_Problem statement_: Determine the number of lines that have the string "shield" in them, and give only that number.

[Data items]
<<<<
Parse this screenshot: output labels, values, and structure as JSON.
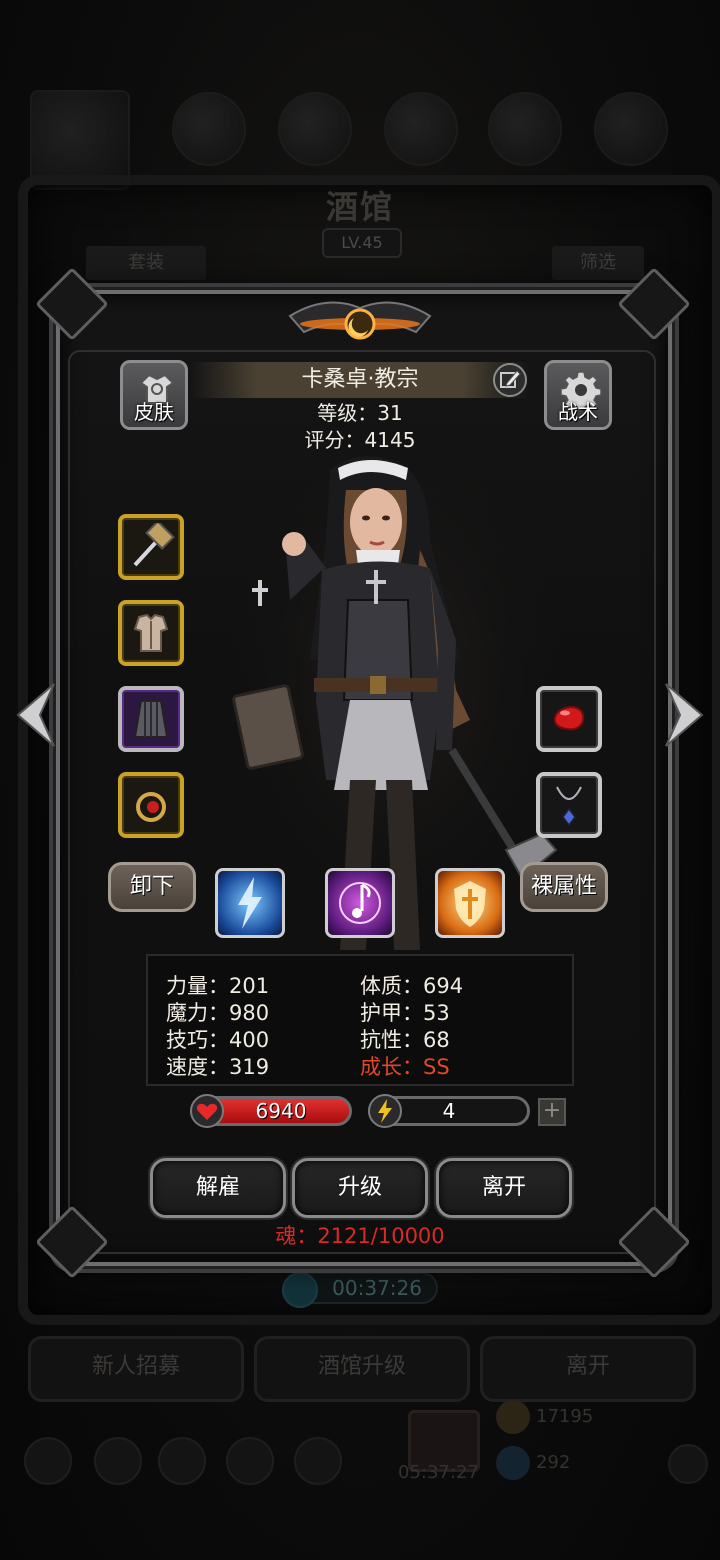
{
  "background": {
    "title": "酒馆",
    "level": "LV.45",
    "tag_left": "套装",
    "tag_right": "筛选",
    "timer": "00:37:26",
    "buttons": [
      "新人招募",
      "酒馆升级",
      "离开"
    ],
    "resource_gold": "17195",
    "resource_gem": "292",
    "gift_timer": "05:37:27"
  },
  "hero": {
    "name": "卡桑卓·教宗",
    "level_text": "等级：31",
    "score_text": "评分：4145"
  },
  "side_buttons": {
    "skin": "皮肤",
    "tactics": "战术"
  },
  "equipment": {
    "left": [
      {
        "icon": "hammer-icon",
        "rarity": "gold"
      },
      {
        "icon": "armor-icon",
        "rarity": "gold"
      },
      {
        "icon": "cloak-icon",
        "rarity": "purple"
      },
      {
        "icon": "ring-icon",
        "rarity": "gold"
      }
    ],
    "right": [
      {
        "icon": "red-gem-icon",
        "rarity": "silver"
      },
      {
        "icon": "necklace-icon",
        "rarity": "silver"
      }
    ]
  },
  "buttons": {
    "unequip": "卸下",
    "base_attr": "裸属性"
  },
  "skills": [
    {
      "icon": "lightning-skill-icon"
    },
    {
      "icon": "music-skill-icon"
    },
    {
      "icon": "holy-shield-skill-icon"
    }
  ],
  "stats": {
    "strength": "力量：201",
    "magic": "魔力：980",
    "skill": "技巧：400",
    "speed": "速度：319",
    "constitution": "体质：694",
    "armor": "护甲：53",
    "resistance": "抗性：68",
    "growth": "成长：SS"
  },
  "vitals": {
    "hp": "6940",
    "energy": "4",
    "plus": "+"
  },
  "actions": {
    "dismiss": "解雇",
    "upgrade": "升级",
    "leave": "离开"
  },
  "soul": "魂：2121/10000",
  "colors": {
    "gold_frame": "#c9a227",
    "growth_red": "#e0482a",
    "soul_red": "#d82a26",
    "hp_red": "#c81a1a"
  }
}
>>>>
<<<<
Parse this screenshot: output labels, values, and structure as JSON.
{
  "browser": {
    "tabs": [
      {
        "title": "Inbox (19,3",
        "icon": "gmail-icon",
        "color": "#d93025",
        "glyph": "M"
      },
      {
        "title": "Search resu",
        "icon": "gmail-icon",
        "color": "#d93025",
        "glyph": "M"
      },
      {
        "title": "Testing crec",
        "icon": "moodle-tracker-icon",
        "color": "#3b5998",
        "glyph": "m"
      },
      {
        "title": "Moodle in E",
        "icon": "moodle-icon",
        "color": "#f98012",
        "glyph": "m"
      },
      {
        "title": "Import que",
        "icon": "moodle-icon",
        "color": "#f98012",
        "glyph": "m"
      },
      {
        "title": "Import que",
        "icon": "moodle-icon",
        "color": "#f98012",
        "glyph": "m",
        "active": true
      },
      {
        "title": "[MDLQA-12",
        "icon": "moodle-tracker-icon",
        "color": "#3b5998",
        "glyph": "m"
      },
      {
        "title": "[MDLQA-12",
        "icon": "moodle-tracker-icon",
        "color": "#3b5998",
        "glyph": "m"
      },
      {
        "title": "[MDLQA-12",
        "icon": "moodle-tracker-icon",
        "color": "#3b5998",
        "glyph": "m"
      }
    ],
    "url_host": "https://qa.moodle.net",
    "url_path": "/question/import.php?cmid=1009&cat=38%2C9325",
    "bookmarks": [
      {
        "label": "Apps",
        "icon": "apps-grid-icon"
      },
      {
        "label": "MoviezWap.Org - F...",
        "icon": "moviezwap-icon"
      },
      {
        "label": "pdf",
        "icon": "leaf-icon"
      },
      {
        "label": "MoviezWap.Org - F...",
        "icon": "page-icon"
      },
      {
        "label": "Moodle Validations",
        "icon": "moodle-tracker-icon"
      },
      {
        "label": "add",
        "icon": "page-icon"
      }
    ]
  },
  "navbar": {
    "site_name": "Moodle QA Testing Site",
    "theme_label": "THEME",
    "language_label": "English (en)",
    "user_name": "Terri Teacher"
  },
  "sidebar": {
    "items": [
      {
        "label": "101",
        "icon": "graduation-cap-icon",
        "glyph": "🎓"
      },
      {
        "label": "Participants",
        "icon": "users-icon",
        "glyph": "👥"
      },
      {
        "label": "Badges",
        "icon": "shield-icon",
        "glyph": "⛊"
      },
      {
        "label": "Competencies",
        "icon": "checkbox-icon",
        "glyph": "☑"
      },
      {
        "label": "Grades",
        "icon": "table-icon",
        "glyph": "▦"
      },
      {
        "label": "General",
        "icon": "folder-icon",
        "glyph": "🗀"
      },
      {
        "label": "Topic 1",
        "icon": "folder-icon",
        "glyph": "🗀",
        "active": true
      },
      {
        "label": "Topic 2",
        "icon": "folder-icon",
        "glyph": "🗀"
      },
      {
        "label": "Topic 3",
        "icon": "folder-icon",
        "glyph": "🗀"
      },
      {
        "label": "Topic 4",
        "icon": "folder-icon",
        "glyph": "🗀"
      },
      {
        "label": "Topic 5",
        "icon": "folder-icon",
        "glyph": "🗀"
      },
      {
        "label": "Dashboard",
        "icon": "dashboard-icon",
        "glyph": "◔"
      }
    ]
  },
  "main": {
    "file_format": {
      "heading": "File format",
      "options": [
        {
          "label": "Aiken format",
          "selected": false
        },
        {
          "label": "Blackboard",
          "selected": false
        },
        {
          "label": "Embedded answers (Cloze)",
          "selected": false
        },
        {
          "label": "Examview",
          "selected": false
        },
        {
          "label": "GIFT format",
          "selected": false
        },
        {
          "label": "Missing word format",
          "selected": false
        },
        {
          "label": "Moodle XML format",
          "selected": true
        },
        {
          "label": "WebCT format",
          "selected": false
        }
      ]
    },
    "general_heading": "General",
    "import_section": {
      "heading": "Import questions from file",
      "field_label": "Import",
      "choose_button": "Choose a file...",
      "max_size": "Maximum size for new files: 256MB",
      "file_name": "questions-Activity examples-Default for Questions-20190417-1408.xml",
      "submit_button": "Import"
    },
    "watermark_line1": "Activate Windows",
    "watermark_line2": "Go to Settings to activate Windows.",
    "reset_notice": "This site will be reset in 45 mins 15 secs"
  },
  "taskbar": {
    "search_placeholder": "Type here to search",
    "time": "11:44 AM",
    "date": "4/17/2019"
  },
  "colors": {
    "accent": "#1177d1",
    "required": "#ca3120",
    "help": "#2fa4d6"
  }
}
>>>>
_Output for this task_: 2